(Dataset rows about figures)
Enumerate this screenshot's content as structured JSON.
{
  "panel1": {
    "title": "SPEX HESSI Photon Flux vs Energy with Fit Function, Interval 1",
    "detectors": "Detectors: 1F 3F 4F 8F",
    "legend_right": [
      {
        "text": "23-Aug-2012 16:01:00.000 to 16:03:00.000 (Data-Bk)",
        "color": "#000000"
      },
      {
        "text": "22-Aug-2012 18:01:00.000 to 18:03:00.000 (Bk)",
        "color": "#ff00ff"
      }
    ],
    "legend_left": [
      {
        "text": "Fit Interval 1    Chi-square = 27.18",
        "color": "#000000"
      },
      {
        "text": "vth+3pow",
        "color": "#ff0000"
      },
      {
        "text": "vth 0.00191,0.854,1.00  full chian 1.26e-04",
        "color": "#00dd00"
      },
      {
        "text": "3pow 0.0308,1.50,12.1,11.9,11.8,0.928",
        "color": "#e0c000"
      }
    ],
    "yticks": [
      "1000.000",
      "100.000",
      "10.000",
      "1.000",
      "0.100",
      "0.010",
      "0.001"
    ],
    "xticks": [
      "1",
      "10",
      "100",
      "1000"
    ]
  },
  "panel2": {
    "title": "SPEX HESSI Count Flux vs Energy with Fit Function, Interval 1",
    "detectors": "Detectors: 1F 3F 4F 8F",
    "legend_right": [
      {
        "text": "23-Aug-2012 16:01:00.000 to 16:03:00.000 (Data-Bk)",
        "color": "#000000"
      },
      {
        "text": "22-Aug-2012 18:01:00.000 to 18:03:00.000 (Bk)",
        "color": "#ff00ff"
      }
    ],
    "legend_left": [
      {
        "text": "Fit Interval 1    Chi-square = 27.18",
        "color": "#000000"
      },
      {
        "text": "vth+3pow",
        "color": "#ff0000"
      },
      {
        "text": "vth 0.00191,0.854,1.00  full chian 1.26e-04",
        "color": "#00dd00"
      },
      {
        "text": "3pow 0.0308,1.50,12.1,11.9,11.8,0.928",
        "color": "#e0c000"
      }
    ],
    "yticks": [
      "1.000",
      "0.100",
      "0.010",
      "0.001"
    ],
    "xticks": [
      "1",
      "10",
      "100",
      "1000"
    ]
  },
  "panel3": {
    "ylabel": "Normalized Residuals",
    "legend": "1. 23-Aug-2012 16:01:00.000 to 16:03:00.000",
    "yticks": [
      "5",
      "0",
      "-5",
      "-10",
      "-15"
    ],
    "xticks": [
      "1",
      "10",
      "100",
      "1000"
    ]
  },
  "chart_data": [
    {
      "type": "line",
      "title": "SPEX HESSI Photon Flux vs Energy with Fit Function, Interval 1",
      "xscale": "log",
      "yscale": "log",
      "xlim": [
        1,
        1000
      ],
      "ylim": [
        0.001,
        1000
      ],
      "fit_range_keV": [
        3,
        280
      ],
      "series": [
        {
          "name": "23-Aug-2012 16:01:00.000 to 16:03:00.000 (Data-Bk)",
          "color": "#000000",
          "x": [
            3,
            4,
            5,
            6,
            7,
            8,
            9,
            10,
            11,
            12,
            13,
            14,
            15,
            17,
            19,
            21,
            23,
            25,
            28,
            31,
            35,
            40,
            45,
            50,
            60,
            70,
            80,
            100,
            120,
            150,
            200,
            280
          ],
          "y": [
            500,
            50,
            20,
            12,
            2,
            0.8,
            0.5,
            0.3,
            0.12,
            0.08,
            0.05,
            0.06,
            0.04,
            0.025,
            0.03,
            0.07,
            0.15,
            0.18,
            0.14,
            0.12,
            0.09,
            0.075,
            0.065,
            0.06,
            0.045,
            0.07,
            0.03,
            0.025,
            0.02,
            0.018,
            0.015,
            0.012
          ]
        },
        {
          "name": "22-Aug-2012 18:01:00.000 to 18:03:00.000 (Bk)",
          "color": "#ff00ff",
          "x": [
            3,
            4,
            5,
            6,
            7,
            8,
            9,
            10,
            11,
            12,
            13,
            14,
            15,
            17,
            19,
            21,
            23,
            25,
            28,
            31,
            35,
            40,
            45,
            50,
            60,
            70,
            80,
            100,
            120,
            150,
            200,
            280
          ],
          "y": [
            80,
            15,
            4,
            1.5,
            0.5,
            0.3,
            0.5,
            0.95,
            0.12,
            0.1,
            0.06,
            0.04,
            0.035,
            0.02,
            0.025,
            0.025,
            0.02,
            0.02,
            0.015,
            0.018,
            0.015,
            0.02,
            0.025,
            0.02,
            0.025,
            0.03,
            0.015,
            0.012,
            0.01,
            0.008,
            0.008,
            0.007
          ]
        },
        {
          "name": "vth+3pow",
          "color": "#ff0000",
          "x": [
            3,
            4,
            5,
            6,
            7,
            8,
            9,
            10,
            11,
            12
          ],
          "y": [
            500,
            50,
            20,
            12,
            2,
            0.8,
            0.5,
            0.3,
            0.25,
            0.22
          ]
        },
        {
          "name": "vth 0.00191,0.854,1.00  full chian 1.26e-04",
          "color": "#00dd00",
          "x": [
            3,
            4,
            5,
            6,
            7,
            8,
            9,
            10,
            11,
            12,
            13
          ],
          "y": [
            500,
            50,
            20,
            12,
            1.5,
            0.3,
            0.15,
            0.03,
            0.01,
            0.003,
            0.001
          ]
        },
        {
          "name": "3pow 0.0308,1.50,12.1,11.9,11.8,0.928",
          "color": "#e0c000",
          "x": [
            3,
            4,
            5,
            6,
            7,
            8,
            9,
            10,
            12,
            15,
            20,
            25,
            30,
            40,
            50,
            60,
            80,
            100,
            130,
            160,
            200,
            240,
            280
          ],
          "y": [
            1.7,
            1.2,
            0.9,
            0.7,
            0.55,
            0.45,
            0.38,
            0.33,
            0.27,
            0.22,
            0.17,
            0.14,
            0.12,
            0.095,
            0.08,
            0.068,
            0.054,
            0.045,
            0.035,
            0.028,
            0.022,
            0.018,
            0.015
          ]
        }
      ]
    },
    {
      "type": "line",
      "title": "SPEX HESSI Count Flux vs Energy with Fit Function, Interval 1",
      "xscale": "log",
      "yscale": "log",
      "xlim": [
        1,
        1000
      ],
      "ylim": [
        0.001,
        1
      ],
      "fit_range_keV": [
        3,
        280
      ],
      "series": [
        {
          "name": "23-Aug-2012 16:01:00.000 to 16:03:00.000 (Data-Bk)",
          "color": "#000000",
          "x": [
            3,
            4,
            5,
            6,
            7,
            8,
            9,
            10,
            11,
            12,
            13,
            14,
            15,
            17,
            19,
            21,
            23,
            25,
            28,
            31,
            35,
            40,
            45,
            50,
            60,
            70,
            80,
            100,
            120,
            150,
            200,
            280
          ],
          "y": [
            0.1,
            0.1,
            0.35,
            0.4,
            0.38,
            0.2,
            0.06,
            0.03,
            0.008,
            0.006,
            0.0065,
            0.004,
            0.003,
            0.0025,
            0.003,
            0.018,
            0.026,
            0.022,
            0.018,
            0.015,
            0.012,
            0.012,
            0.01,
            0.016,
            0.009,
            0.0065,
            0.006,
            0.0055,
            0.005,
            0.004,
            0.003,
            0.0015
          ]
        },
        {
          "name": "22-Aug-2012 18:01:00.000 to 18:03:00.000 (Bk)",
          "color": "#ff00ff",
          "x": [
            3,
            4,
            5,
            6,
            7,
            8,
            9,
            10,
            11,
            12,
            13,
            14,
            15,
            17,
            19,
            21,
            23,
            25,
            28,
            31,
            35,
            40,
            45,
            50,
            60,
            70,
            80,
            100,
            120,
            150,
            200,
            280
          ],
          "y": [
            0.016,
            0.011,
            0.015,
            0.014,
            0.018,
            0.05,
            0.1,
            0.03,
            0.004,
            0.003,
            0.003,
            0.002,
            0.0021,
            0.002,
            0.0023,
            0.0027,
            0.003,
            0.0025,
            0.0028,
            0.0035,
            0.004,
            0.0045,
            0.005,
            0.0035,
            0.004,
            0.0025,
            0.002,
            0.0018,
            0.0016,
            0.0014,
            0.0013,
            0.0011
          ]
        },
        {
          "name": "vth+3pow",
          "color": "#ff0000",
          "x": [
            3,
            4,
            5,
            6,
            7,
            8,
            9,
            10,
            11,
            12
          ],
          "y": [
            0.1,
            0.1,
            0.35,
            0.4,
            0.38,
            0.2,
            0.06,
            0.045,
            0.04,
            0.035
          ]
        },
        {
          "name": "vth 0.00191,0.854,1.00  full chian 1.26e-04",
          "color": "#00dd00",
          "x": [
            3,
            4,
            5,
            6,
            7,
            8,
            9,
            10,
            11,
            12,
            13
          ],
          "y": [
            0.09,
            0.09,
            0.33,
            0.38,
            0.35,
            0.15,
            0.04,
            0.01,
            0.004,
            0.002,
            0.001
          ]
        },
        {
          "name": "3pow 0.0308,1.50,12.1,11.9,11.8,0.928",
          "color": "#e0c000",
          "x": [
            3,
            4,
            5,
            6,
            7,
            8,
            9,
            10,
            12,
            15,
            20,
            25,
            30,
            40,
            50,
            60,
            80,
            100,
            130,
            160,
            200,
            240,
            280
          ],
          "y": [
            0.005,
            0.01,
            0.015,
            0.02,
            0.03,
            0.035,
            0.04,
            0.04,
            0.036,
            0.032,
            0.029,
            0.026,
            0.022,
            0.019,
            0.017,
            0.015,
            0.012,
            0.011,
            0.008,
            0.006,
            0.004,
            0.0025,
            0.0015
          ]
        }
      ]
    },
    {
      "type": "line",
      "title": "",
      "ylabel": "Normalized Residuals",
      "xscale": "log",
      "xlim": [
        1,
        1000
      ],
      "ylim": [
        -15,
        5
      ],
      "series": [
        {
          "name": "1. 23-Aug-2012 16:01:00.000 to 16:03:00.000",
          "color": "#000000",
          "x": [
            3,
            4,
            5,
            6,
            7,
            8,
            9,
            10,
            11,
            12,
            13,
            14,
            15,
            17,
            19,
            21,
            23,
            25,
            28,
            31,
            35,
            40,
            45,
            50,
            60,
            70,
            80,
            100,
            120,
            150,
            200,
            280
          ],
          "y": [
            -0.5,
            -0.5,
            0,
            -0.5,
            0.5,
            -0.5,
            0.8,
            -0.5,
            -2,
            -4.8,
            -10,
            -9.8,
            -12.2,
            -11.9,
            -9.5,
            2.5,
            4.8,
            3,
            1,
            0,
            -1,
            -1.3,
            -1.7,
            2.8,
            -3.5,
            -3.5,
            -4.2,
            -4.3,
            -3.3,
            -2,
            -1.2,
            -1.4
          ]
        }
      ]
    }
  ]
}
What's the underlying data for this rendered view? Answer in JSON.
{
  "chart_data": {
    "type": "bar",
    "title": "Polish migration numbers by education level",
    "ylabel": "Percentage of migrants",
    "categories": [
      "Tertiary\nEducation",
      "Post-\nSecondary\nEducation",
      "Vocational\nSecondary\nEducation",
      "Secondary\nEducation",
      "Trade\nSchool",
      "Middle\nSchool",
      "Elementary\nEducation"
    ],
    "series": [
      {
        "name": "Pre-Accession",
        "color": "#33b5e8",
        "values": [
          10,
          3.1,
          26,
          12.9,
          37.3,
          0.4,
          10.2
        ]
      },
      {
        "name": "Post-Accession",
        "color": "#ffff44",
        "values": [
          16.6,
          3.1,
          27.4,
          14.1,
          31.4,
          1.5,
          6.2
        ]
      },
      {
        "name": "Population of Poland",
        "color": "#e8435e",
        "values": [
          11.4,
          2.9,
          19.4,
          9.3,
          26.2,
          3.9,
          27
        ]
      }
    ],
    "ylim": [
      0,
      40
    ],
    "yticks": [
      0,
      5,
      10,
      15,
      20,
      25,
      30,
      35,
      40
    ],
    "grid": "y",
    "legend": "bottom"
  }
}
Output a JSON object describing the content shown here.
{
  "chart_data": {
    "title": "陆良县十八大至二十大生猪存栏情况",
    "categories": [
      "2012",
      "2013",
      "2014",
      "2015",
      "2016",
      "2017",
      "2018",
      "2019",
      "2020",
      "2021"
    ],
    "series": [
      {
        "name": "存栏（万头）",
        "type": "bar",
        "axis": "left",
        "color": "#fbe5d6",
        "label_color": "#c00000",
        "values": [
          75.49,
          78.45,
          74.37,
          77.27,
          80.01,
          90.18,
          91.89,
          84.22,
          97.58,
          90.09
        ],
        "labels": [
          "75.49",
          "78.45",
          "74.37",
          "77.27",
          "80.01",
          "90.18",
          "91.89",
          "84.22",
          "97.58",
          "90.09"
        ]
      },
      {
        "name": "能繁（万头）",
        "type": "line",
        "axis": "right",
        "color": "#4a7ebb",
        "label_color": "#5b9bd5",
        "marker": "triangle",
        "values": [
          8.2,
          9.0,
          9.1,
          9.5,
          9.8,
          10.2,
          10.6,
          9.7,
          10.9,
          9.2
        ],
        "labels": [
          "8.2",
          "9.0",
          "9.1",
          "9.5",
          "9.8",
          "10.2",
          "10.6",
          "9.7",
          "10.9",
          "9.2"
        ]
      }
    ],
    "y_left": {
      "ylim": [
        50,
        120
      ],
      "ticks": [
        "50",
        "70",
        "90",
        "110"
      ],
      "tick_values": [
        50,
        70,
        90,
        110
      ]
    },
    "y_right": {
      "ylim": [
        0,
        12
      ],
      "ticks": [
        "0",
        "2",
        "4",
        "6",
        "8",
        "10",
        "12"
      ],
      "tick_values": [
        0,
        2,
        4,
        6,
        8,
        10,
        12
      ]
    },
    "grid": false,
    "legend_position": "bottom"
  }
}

Work required -
Tell how many lines contain the word "Post", using only the number.

Solved problem -
2